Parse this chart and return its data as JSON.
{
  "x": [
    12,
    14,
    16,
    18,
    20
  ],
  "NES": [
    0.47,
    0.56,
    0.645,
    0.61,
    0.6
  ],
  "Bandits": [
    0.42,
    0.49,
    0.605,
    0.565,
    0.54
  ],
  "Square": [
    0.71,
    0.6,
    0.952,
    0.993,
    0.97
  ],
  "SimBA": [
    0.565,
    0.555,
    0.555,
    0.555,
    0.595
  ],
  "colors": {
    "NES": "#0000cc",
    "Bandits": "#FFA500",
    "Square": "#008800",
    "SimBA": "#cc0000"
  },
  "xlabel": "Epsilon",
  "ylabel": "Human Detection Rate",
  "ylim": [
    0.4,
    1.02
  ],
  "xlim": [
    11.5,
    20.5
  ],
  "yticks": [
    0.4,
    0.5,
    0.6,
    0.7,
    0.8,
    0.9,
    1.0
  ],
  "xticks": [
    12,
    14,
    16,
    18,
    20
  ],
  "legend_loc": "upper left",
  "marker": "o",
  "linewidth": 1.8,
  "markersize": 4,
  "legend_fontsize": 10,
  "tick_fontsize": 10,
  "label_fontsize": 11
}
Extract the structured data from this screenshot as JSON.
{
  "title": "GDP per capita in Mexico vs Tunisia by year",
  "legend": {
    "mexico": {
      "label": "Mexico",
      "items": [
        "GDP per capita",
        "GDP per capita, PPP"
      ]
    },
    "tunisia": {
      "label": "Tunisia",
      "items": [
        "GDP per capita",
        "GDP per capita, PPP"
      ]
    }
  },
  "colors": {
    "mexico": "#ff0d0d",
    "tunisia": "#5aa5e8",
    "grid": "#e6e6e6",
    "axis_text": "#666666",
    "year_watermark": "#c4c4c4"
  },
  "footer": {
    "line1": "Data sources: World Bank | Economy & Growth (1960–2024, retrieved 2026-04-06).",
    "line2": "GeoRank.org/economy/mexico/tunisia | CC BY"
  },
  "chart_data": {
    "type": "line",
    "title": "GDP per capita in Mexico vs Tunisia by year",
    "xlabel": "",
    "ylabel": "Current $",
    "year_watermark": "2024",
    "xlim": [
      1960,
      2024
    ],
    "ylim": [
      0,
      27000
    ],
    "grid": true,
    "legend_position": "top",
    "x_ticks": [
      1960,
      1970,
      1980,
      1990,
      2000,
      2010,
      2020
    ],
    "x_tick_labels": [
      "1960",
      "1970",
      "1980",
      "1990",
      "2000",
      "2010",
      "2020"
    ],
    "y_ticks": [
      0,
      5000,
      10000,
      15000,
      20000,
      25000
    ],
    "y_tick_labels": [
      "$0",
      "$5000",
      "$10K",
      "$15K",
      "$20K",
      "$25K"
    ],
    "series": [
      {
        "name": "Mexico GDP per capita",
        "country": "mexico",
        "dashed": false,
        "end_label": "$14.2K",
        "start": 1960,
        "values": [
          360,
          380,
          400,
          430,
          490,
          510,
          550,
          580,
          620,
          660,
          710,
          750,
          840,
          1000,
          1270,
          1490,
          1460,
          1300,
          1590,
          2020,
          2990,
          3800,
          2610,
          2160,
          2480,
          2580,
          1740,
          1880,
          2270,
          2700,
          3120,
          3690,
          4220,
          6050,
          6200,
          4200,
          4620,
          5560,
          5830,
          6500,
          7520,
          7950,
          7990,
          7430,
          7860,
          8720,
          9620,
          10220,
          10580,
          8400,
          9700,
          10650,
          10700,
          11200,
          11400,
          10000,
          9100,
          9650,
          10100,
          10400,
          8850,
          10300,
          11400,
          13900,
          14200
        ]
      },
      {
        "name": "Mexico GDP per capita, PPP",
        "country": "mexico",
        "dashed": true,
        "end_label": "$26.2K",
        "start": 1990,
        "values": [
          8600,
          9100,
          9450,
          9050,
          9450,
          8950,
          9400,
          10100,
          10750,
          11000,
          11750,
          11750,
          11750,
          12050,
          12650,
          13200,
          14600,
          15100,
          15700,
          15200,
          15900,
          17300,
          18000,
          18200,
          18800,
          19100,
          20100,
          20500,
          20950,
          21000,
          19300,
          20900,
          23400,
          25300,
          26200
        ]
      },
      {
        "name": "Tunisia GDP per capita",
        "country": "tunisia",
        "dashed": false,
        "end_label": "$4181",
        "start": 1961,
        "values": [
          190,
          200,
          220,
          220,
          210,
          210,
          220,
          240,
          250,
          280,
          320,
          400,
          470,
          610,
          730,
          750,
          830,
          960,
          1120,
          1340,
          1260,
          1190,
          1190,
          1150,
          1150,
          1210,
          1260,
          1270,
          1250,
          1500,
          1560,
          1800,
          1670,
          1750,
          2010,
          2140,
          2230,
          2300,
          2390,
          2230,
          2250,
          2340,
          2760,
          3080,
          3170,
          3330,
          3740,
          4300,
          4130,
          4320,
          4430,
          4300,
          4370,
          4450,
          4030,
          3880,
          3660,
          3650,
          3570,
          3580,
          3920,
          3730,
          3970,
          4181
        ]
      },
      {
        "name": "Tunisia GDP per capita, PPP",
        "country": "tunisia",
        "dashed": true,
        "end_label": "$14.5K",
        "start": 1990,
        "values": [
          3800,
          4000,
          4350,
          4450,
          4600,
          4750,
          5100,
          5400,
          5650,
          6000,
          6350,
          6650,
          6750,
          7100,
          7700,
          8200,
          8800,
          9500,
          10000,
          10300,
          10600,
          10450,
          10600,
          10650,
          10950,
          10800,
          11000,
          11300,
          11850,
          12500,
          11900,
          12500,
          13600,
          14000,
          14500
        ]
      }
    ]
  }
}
════════
▶ _EXERCISE PROMPT_:
Restate the records, all of them, precisely as written.

▶ _THE REPLY_:
Parse this chart and return its data as JSON.
{
  "x": [
    12,
    14,
    16,
    18,
    20
  ],
  "NES": [
    0.47,
    0.56,
    0.645,
    0.61,
    0.6
  ],
  "Bandits": [
    0.42,
    0.49,
    0.605,
    0.565,
    0.54
  ],
  "Square": [
    0.71,
    0.6,
    0.952,
    0.993,
    0.97
  ],
  "SimBA": [
    0.565,
    0.555,
    0.555,
    0.555,
    0.595
  ],
  "colors": {
    "NES": "#0000cc",
    "Bandits": "#FFA500",
    "Square": "#008800",
    "SimBA": "#cc0000"
  },
  "xlabel": "Epsilon",
  "ylabel": "Human Detection Rate",
  "ylim": [
    0.4,
    1.02
  ],
  "xlim": [
    11.5,
    20.5
  ],
  "yticks": [
    0.4,
    0.5,
    0.6,
    0.7,
    0.8,
    0.9,
    1.0
  ],
  "xticks": [
    12,
    14,
    16,
    18,
    20
  ],
  "legend_loc": "upper left",
  "marker": "o",
  "linewidth": 1.8,
  "markersize": 4,
  "legend_fontsize": 10,
  "tick_fontsize": 10,
  "label_fontsize": 11
}
Extract the structured data from this screenshot as JSON.
{
  "title": "GDP per capita in Mexico vs Tunisia by year",
  "legend": {
    "mexico": {
      "label": "Mexico",
      "items": [
        "GDP per capita",
        "GDP per capita, PPP"
      ]
    },
    "tunisia": {
      "label": "Tunisia",
      "items": [
        "GDP per capita",
        "GDP per capita, PPP"
      ]
    }
  },
  "colors": {
    "mexico": "#ff0d0d",
    "tunisia": "#5aa5e8",
    "grid": "#e6e6e6",
    "axis_text": "#666666",
    "year_watermark": "#c4c4c4"
  },
  "footer": {
    "line1": "Data sources: World Bank | Economy & Growth (1960–2024, retrieved 2026-04-06).",
    "line2": "GeoRank.org/economy/mexico/tunisia | CC BY"
  },
  "chart_data": {
    "type": "line",
    "title": "GDP per capita in Mexico vs Tunisia by year",
    "xlabel": "",
    "ylabel": "Current $",
    "year_watermark": "2024",
    "xlim": [
      1960,
      2024
    ],
    "ylim": [
      0,
      27000
    ],
    "grid": true,
    "legend_position": "top",
    "x_ticks": [
      1960,
      1970,
      1980,
      1990,
      2000,
      2010,
      2020
    ],
    "x_tick_labels": [
      "1960",
      "1970",
      "1980",
      "1990",
      "2000",
      "2010",
      "2020"
    ],
    "y_ticks": [
      0,
      5000,
      10000,
      15000,
      20000,
      25000
    ],
    "y_tick_labels": [
      "$0",
      "$5000",
      "$10K",
      "$15K",
      "$20K",
      "$25K"
    ],
    "series": [
      {
        "name": "Mexico GDP per capita",
        "country": "mexico",
        "dashed": false,
        "end_label": "$14.2K",
        "start": 1960,
        "values": [
          360,
          380,
          400,
          430,
          490,
          510,
          550,
          580,
          620,
          660,
          710,
          750,
          840,
          1000,
          1270,
          1490,
          1460,
          1300,
          1590,
          2020,
          2990,
          3800,
          2610,
          2160,
          2480,
          2580,
          1740,
          1880,
          2270,
          2700,
          3120,
          3690,
          4220,
          6050,
          6200,
          4200,
          4620,
          5560,
          5830,
          6500,
          7520,
          7950,
          7990,
          7430,
          7860,
          8720,
          9620,
          10220,
          10580,
          8400,
          9700,
          10650,
          10700,
          11200,
          11400,
          10000,
          9100,
          9650,
          10100,
          10400,
          8850,
          10300,
          11400,
          13900,
          14200
        ]
      },
      {
        "name": "Mexico GDP per capita, PPP",
        "country": "mexico",
        "dashed": true,
        "end_label": "$26.2K",
        "start": 1990,
        "values": [
          8600,
          9100,
          9450,
          9050,
          9450,
          8950,
          9400,
          10100,
          10750,
          11000,
          11750,
          11750,
          11750,
          12050,
          12650,
          13200,
          14600,
          15100,
          15700,
          15200,
          15900,
          17300,
          18000,
          18200,
          18800,
          19100,
          20100,
          20500,
          20950,
          21000,
          19300,
          20900,
          23400,
          25300,
          26200
        ]
      },
      {
        "name": "Tunisia GDP per capita",
        "country": "tunisia",
        "dashed": false,
        "end_label": "$4181",
        "start": 1961,
        "values": [
          190,
          200,
          220,
          220,
          210,
          210,
          220,
          240,
          250,
          280,
          320,
          400,
          470,
          610,
          730,
          750,
          830,
          960,
          1120,
          1340,
          1260,
          1190,
          1190,
          1150,
          1150,
          1210,
          1260,
          1270,
          1250,
          1500,
          1560,
          1800,
          1670,
          1750,
          2010,
          2140,
          2230,
          2300,
          2390,
          2230,
          2250,
          2340,
          2760,
          3080,
          3170,
          3330,
          3740,
          4300,
          4130,
          4320,
          4430,
          4300,
          4370,
          4450,
          4030,
          3880,
          3660,
          3650,
          3570,
          3580,
          3920,
          3730,
          3970,
          4181
        ]
      },
      {
        "name": "Tunisia GDP per capita, PPP",
        "country": "tunisia",
        "dashed": true,
        "end_label": "$14.5K",
        "start": 1990,
        "values": [
          3800,
          4000,
          4350,
          4450,
          4600,
          4750,
          5100,
          5400,
          5650,
          6000,
          6350,
          6650,
          6750,
          7100,
          7700,
          8200,
          8800,
          9500,
          10000,
          10300,
          10600,
          10450,
          10600,
          10650,
          10950,
          10800,
          11000,
          11300,
          11850,
          12500,
          11900,
          12500,
          13600,
          14000,
          14500
        ]
      }
    ]
  }
}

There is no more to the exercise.